— START DATASET —

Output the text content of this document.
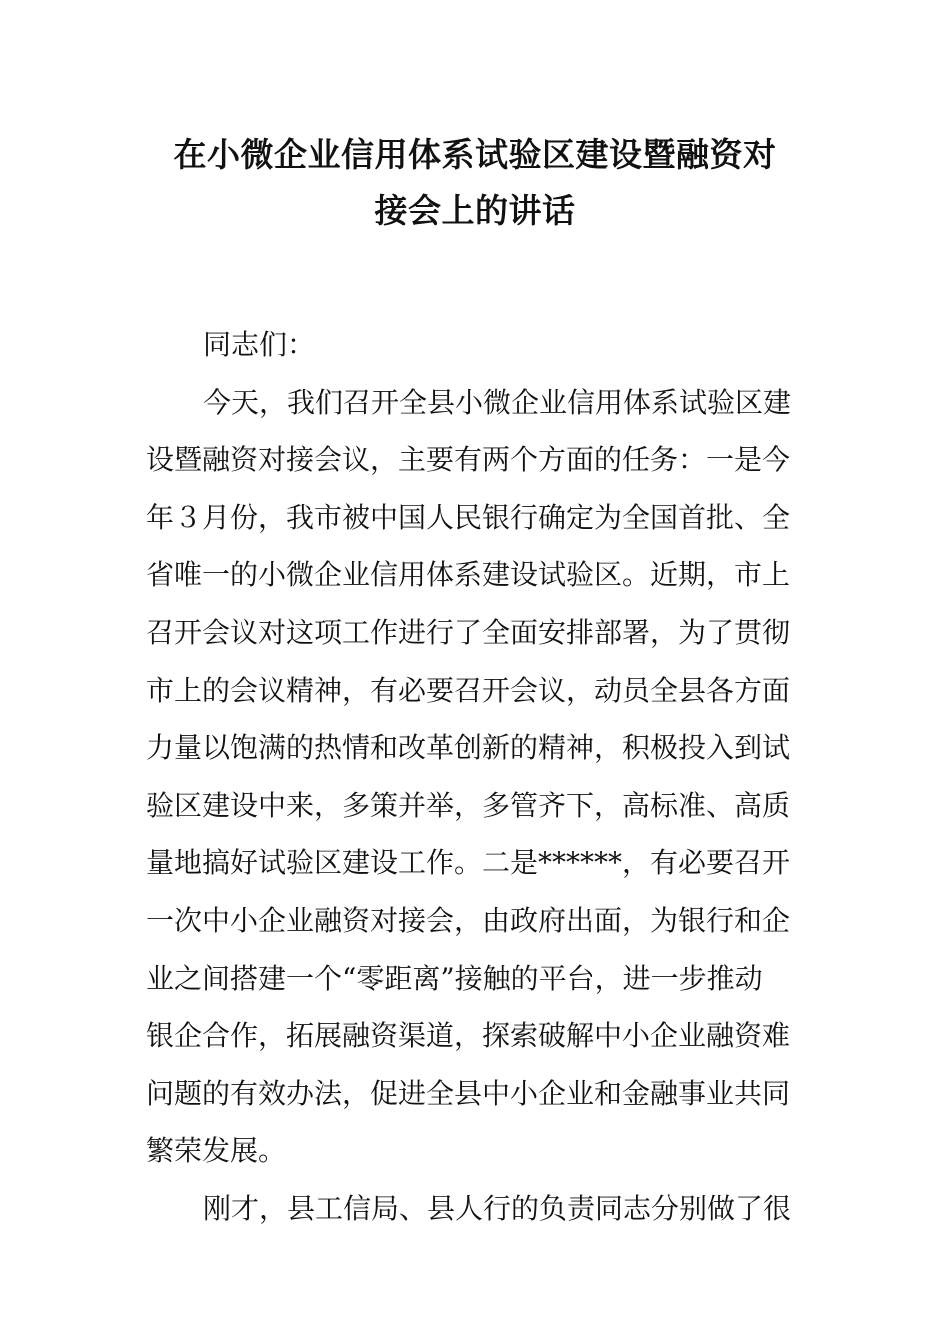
在小微企业信用体系试验区建设暨融资对
接会上的讲话

同志们：

今天，我们召开全县小微企业信用体系试验区建
设暨融资对接会议，主要有两个方面的任务：一是今
年３月份，我市被中国人民银行确定为全国首批、全
省唯一的小微企业信用体系建设试验区。近期，市上
召开会议对这项工作进行了全面安排部署，为了贯彻
市上的会议精神，有必要召开会议，动员全县各方面
力量以饱满的热情和改革创新的精神，积极投入到试
验区建设中来，多策并举，多管齐下，高标准、高质
量地搞好试验区建设工作。二是******，有必要召开
一次中小企业融资对接会，由政府出面，为银行和企
业之间搭建一个“零距离”接触的平台，进一步推动
银企合作，拓展融资渠道，探索破解中小企业融资难
问题的有效办法，促进全县中小企业和金融事业共同
繁荣发展。

刚才，县工信局、县人行的负责同志分别做了很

— END DATASET —

EXERCISE DETAILS: Omit every picture, then reproduce the rest of the listing exactly.

RESPONSE TO THIS EXERCISE:
Output the text content of this document.
在小微企业信用体系试验区建设暨融资对
接会上的讲话

同志们：

今天，我们召开全县小微企业信用体系试验区建
设暨融资对接会议，主要有两个方面的任务：一是今
年３月份，我市被中国人民银行确定为全国首批、全
省唯一的小微企业信用体系建设试验区。近期，市上
召开会议对这项工作进行了全面安排部署，为了贯彻
市上的会议精神，有必要召开会议，动员全县各方面
力量以饱满的热情和改革创新的精神，积极投入到试
验区建设中来，多策并举，多管齐下，高标准、高质
量地搞好试验区建设工作。二是******，有必要召开
一次中小企业融资对接会，由政府出面，为银行和企
业之间搭建一个“零距离”接触的平台，进一步推动
银企合作，拓展融资渠道，探索破解中小企业融资难
问题的有效办法，促进全县中小企业和金融事业共同
繁荣发展。

刚才，县工信局、县人行的负责同志分别做了很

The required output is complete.